Raw records =>
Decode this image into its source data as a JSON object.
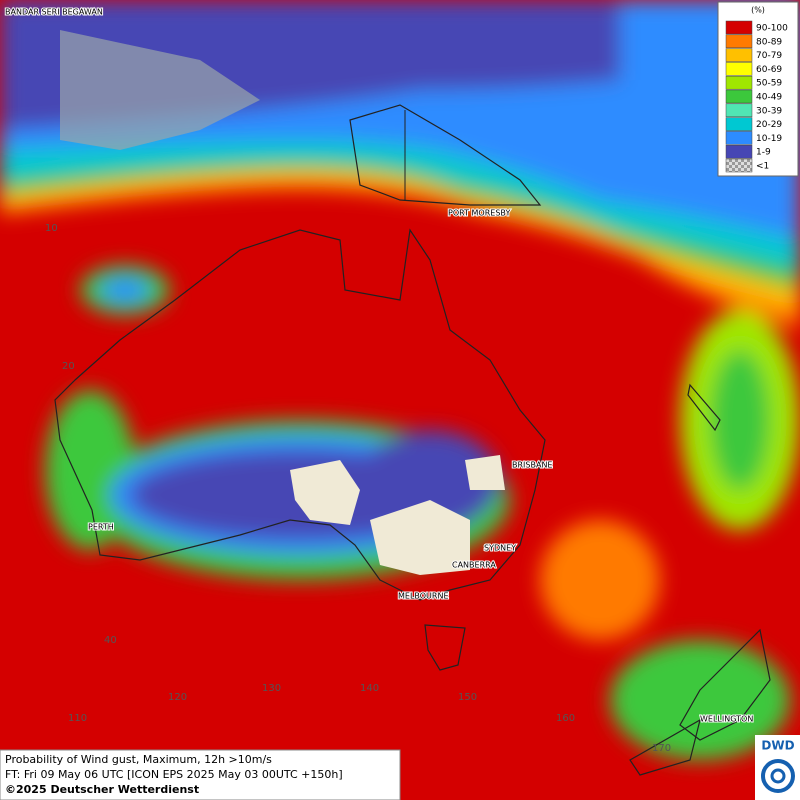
{
  "map": {
    "title": "Probability of Wind gust, Maximum, 12h >10m/s",
    "forecast": "FT: Fri 09 May 06 UTC [ICON EPS 2025 May 03 00UTC +150h]",
    "copyright": "©2025 Deutscher Wetterdienst",
    "logo": "DWD",
    "legend": {
      "unit": "(%)",
      "items": [
        {
          "label": "90-100",
          "color": "#d40000"
        },
        {
          "label": "80-89",
          "color": "#ff7a00"
        },
        {
          "label": "70-79",
          "color": "#ffc000"
        },
        {
          "label": "60-69",
          "color": "#ffff00"
        },
        {
          "label": "50-59",
          "color": "#a0e600"
        },
        {
          "label": "40-49",
          "color": "#3cc83c"
        },
        {
          "label": "30-39",
          "color": "#50e6b4"
        },
        {
          "label": "20-29",
          "color": "#00c8d2"
        },
        {
          "label": "10-19",
          "color": "#2d8cff"
        },
        {
          "label": "1-9",
          "color": "#4646b4"
        },
        {
          "label": "<1",
          "color": "#b4b4b4"
        }
      ]
    },
    "cities": [
      "BANDAR SERI BEGAWAN",
      "PORT MORESBY",
      "BRISBANE",
      "PERTH",
      "SYDNEY",
      "CANBERRA",
      "MELBOURNE",
      "WELLINGTON"
    ],
    "latitudes": [
      "10",
      "20",
      "40"
    ],
    "longitudes": [
      "110",
      "120",
      "130",
      "140",
      "150",
      "160",
      "170"
    ]
  }
}
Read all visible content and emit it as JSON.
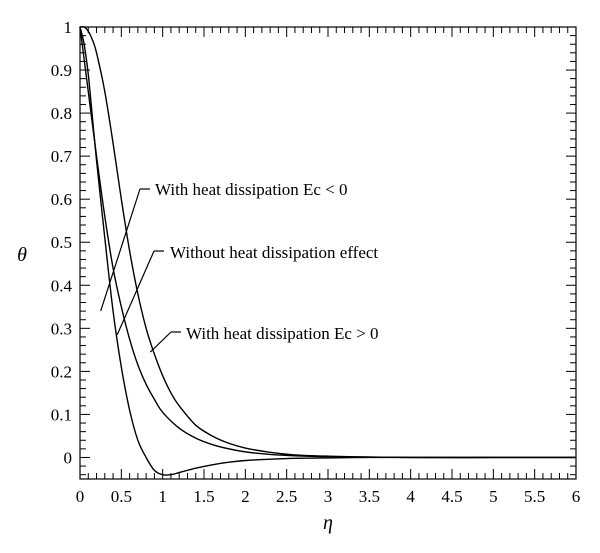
{
  "chart_data": {
    "type": "line",
    "title": "",
    "xlabel": "η",
    "ylabel": "θ",
    "xlim": [
      0,
      6
    ],
    "ylim": [
      -0.05,
      1.0
    ],
    "grid": false,
    "legend": "none",
    "x_ticks": [
      "0",
      "0.5",
      "1",
      "1.5",
      "2",
      "2.5",
      "3",
      "3.5",
      "4",
      "4.5",
      "5",
      "5.5",
      "6"
    ],
    "y_ticks": [
      "0",
      "0.1",
      "0.2",
      "0.3",
      "0.4",
      "0.5",
      "0.6",
      "0.7",
      "0.8",
      "0.9",
      "1"
    ],
    "series": [
      {
        "key": "ec_negative",
        "x": [
          0,
          0.05,
          0.1,
          0.15,
          0.2,
          0.3,
          0.4,
          0.5,
          0.6,
          0.7,
          0.8,
          0.9,
          1.0,
          1.1,
          1.2,
          1.4,
          1.6,
          1.8,
          2.0,
          2.3,
          2.6,
          3.0,
          3.5,
          4.0,
          5.0,
          6.0
        ],
        "y": [
          1.0,
          0.96,
          0.89,
          0.79,
          0.69,
          0.51,
          0.34,
          0.21,
          0.11,
          0.04,
          0.0,
          -0.03,
          -0.04,
          -0.04,
          -0.035,
          -0.025,
          -0.017,
          -0.011,
          -0.007,
          -0.004,
          -0.002,
          -0.001,
          0.0,
          0.0,
          0.0,
          0.0
        ]
      },
      {
        "key": "no_dissipation",
        "x": [
          0,
          0.1,
          0.2,
          0.3,
          0.4,
          0.5,
          0.6,
          0.7,
          0.8,
          0.9,
          1.0,
          1.2,
          1.4,
          1.6,
          1.8,
          2.0,
          2.3,
          2.6,
          3.0,
          3.5,
          4.0,
          5.0,
          6.0
        ],
        "y": [
          1.0,
          0.85,
          0.7,
          0.56,
          0.44,
          0.35,
          0.275,
          0.215,
          0.17,
          0.135,
          0.105,
          0.068,
          0.045,
          0.03,
          0.02,
          0.013,
          0.007,
          0.004,
          0.002,
          0.001,
          0.0,
          0.0,
          0.0
        ]
      },
      {
        "key": "ec_positive",
        "x": [
          0,
          0.05,
          0.1,
          0.15,
          0.2,
          0.3,
          0.4,
          0.5,
          0.6,
          0.7,
          0.8,
          0.9,
          1.0,
          1.1,
          1.2,
          1.4,
          1.6,
          1.8,
          2.0,
          2.3,
          2.6,
          3.0,
          3.5,
          4.0,
          5.0,
          6.0
        ],
        "y": [
          1.0,
          1.0,
          0.99,
          0.97,
          0.94,
          0.85,
          0.73,
          0.6,
          0.48,
          0.38,
          0.3,
          0.24,
          0.19,
          0.15,
          0.12,
          0.075,
          0.05,
          0.033,
          0.022,
          0.012,
          0.006,
          0.003,
          0.001,
          0.0,
          0.0,
          0.0
        ]
      }
    ],
    "annotations": [
      {
        "text": "With heat dissipation Ec < 0",
        "target_series": "ec_negative",
        "point": [
          0.25,
          0.34
        ]
      },
      {
        "text": "Without heat dissipation effect",
        "target_series": "no_dissipation",
        "point": [
          0.45,
          0.285
        ]
      },
      {
        "text": "With heat dissipation Ec > 0",
        "target_series": "ec_positive",
        "point": [
          0.85,
          0.245
        ]
      }
    ]
  }
}
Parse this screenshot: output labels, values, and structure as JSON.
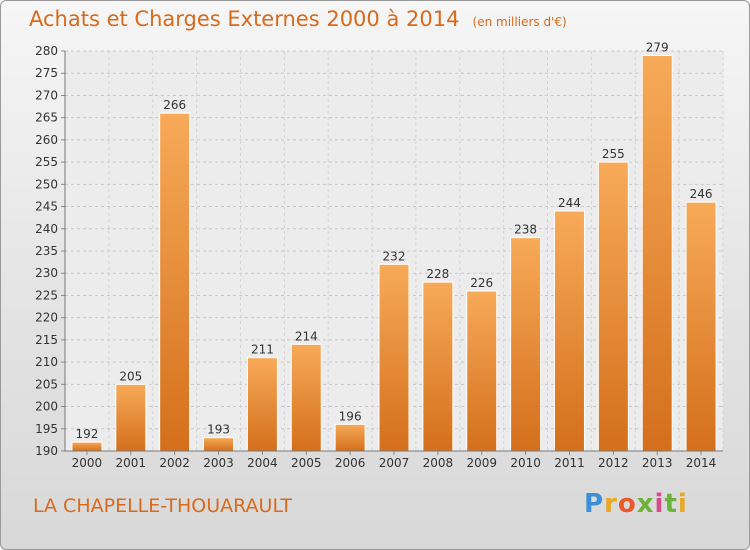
{
  "header": {
    "title": "Achats et Charges Externes 2000 à 2014",
    "unit": "(en milliers d'€)"
  },
  "footer": {
    "town": "LA CHAPELLE-THOUARAULT",
    "logo": "Proxiti"
  },
  "colors": {
    "accent": "#d96a1c",
    "bar_light": "#f5a552",
    "bar_dark": "#d8741f"
  },
  "chart_data": {
    "type": "bar",
    "title": "Achats et Charges Externes 2000 à 2014",
    "subtitle": "(en milliers d'€)",
    "xlabel": "",
    "ylabel": "",
    "categories": [
      "2000",
      "2001",
      "2002",
      "2003",
      "2004",
      "2005",
      "2006",
      "2007",
      "2008",
      "2009",
      "2010",
      "2011",
      "2012",
      "2013",
      "2014"
    ],
    "values": [
      192,
      205,
      266,
      193,
      211,
      214,
      196,
      232,
      228,
      226,
      238,
      244,
      255,
      279,
      246
    ],
    "ylim": [
      190,
      280
    ],
    "yticks": [
      190,
      195,
      200,
      205,
      210,
      215,
      220,
      225,
      230,
      235,
      240,
      245,
      250,
      255,
      260,
      265,
      270,
      275,
      280
    ],
    "grid": true
  }
}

Exercise description => Every line of the records that includes the word "values" should be gathered.

Result =>
Parse this screenshot: output labels, values, and structure as JSON.
    "values": [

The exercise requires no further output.